#### Activity:
The output must match the entries below exactly, with pictures removed.

+++ Source data +++

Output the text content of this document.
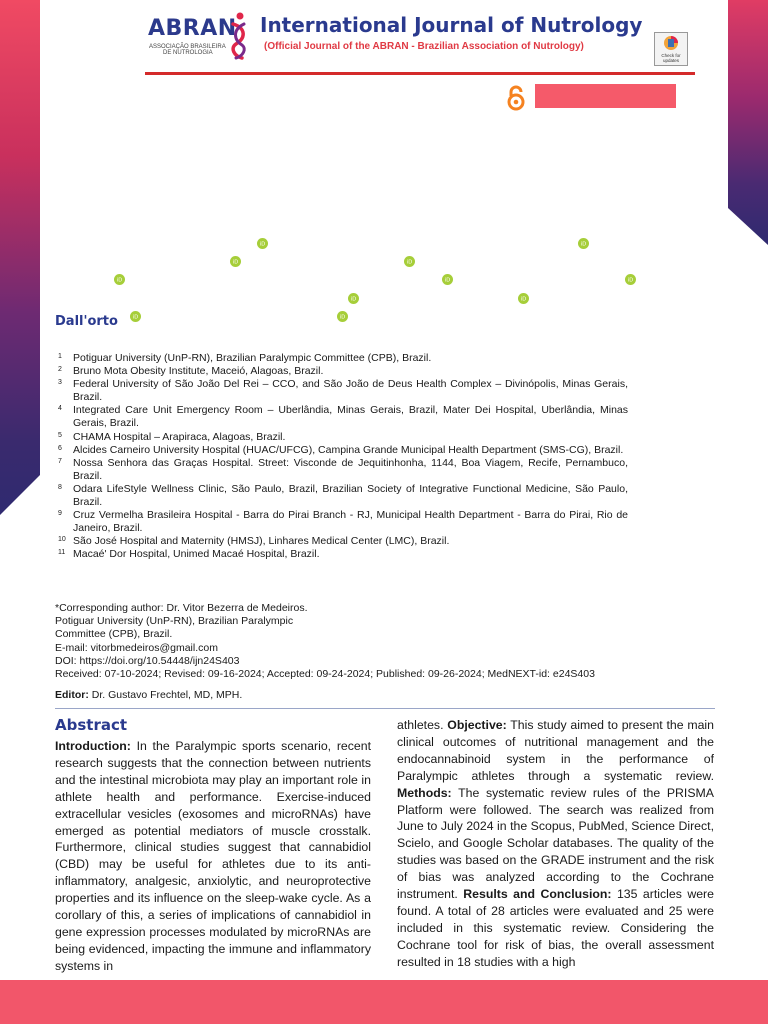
ABRAN
ASSOCIAÇÃO BRASILEIRA
DE NUTROLOGIA
International Journal of Nutrology
(Official Journal of the ABRAN - Brazilian Association of Nutrology)
Check for
updates
iD	iD
iD	iD
iD	iD	iD
iD	iD
iD	iD
Dall'orto
1	Potiguar University (UnP-RN), Brazilian Paralympic Committee (CPB), Brazil.
2	Bruno Mota Obesity Institute, Maceió, Alagoas, Brazil.
3	Federal University of São João Del Rei – CCO, and São João de Deus Health Complex – Divinópolis, Minas Gerais, Brazil.
4	Integrated Care Unit Emergency Room – Uberlândia, Minas Gerais, Brazil, Mater Dei Hospital, Uberlândia, Minas Gerais, Brazil.
5	CHAMA Hospital – Arapiraca, Alagoas, Brazil.
6	Alcides Carneiro University Hospital (HUAC/UFCG), Campina Grande Municipal Health Department (SMS-CG), Brazil.
7	Nossa Senhora das Graças Hospital. Street: Visconde de Jequitinhonha, 1144, Boa Viagem, Recife, Pernambuco, Brazil.
8	Odara LifeStyle Wellness Clinic, São Paulo, Brazil, Brazilian Society of Integrative Functional Medicine, São Paulo, Brazil.
9	Cruz Vermelha Brasileira Hospital - Barra do Pirai Branch - RJ, Municipal Health Department - Barra do Pirai, Rio de Janeiro, Brazil.
10 São José Hospital and Maternity (HMSJ), Linhares Medical Center (LMC), Brazil.
11 Macaé' Dor Hospital, Unimed Macaé Hospital, Brazil.
*Corresponding author: Dr. Vitor Bezerra de Medeiros.
Potiguar University (UnP-RN), Brazilian Paralympic
Committee (CPB), Brazil.
E-mail: vitorbmedeiros@gmail.com
DOI: https://doi.org/10.54448/ijn24S403
Received: 07-10-2024; Revised: 09-16-2024; Accepted: 09-24-2024; Published: 09-26-2024; MedNEXT-id: e24S403
Editor: Dr. Gustavo Frechtel, MD, MPH.
Abstract
Introduction: In the Paralympic sports scenario, recent research suggests that the connection between nutrients and the intestinal microbiota may play an important role in athlete health and performance. Exercise-induced extracellular vesicles (exosomes and microRNAs) have emerged as potential mediators of muscle crosstalk. Furthermore, clinical studies suggest that cannabidiol (CBD) may be useful for athletes due to its anti-inflammatory, analgesic, anxiolytic, and neuroprotective properties and its influence on the sleep-wake cycle. As a corollary of this, a series of implications of cannabidiol in gene expression processes modulated by microRNAs are being evidenced, impacting the immune and inflammatory systems in
athletes. Objective: This study aimed to present the main clinical outcomes of nutritional management and the endocannabinoid system in the performance of Paralympic athletes through a systematic review. Methods: The systematic review rules of the PRISMA Platform were followed. The search was realized from June to July 2024 in the Scopus, PubMed, Science Direct, Scielo, and Google Scholar databases. The quality of the studies was based on the GRADE instrument and the risk of bias was analyzed according to the Cochrane instrument. Results and Conclusion: 135 articles were found. A total of 28 articles were evaluated and 25 were included in this systematic review. Considering the Cochrane tool for risk of bias, the overall assessment resulted in 18 studies with a high
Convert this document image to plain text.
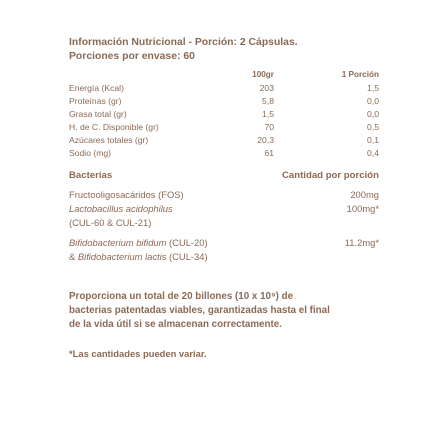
Información Nutricional - Porción: 2 Cápsulas.
Porciones por envase: 60
100gr	1 Porción
Energía (Kcal)	203	1,5
Proteínas (gr)	5,8	0,0
Grasa total (gr)	1,5	0,0
H. de C. Disponible (gr)	70	0,5
Azúcares totales (gr)	20,3	0,1
Sodio (mg)	61	0,4
Bacterias	Cantidad por porción
Fructooligosacáridos (FOS)	200mg
Lactobacillus acidophilus	100mg*
(CUL-60 & CUL-21)
Bifidobacterium bifidum (CUL-20)	11.2mg*
& Bifidobacterium lactis (CUL-34)
Proporciona un total de 20 billones (10 x 10⁹) de
bacterias patentadas viables, garantizadas hasta el final
de la vida útil si se almacenan correctamente.
*Las cantidades pueden variar.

+++

#### Response to the exercise:
Output the text content of this document.
ABRAN
ASSOCIAÇÃO BRASILEIRA
DE NUTROLOGIA
International Journal of Nutrology
(Official Journal of the ABRAN - Brazilian Association of Nutrology)
Check for
updates
iD	iD
iD	iD
iD	iD	iD
iD	iD
iD	iD
Dall'orto
1	Potiguar University (UnP-RN), Brazilian Paralympic Committee (CPB), Brazil.
2	Bruno Mota Obesity Institute, Maceió, Alagoas, Brazil.
3	Federal University of São João Del Rei – CCO, and São João de Deus Health Complex – Divinópolis, Minas Gerais, Brazil.
4	Integrated Care Unit Emergency Room – Uberlândia, Minas Gerais, Brazil, Mater Dei Hospital, Uberlândia, Minas Gerais, Brazil.
5	CHAMA Hospital – Arapiraca, Alagoas, Brazil.
6	Alcides Carneiro University Hospital (HUAC/UFCG), Campina Grande Municipal Health Department (SMS-CG), Brazil.
7	Nossa Senhora das Graças Hospital. Street: Visconde de Jequitinhonha, 1144, Boa Viagem, Recife, Pernambuco, Brazil.
8	Odara LifeStyle Wellness Clinic, São Paulo, Brazil, Brazilian Society of Integrative Functional Medicine, São Paulo, Brazil.
9	Cruz Vermelha Brasileira Hospital - Barra do Pirai Branch - RJ, Municipal Health Department - Barra do Pirai, Rio de Janeiro, Brazil.
10 São José Hospital and Maternity (HMSJ), Linhares Medical Center (LMC), Brazil.
11 Macaé' Dor Hospital, Unimed Macaé Hospital, Brazil.
*Corresponding author: Dr. Vitor Bezerra de Medeiros.
Potiguar University (UnP-RN), Brazilian Paralympic
Committee (CPB), Brazil.
E-mail: vitorbmedeiros@gmail.com
DOI: https://doi.org/10.54448/ijn24S403
Received: 07-10-2024; Revised: 09-16-2024; Accepted: 09-24-2024; Published: 09-26-2024; MedNEXT-id: e24S403
Editor: Dr. Gustavo Frechtel, MD, MPH.
Abstract
Introduction: In the Paralympic sports scenario, recent research suggests that the connection between nutrients and the intestinal microbiota may play an important role in athlete health and performance. Exercise-induced extracellular vesicles (exosomes and microRNAs) have emerged as potential mediators of muscle crosstalk. Furthermore, clinical studies suggest that cannabidiol (CBD) may be useful for athletes due to its anti-inflammatory, analgesic, anxiolytic, and neuroprotective properties and its influence on the sleep-wake cycle. As a corollary of this, a series of implications of cannabidiol in gene expression processes modulated by microRNAs are being evidenced, impacting the immune and inflammatory systems in
athletes. Objective: This study aimed to present the main clinical outcomes of nutritional management and the endocannabinoid system in the performance of Paralympic athletes through a systematic review. Methods: The systematic review rules of the PRISMA Platform were followed. The search was realized from June to July 2024 in the Scopus, PubMed, Science Direct, Scielo, and Google Scholar databases. The quality of the studies was based on the GRADE instrument and the risk of bias was analyzed according to the Cochrane instrument. Results and Conclusion: 135 articles were found. A total of 28 articles were evaluated and 25 were included in this systematic review. Considering the Cochrane tool for risk of bias, the overall assessment resulted in 18 studies with a high
Convert this document image to plain text.
Información Nutricional - Porción: 2 Cápsulas.
Porciones por envase: 60
100gr	1 Porción
Energía (Kcal)	203	1,5
Proteínas (gr)	5,8	0,0
Grasa total (gr)	1,5	0,0
H. de C. Disponible (gr)	70	0,5
Azúcares totales (gr)	20,3	0,1
Sodio (mg)	61	0,4
Bacterias	Cantidad por porción
Fructooligosacáridos (FOS)	200mg
Lactobacillus acidophilus	100mg*
(CUL-60 & CUL-21)
Bifidobacterium bifidum (CUL-20)	11.2mg*
& Bifidobacterium lactis (CUL-34)
Proporciona un total de 20 billones (10 x 10⁹) de
bacterias patentadas viables, garantizadas hasta el final
de la vida útil si se almacenan correctamente.
*Las cantidades pueden variar.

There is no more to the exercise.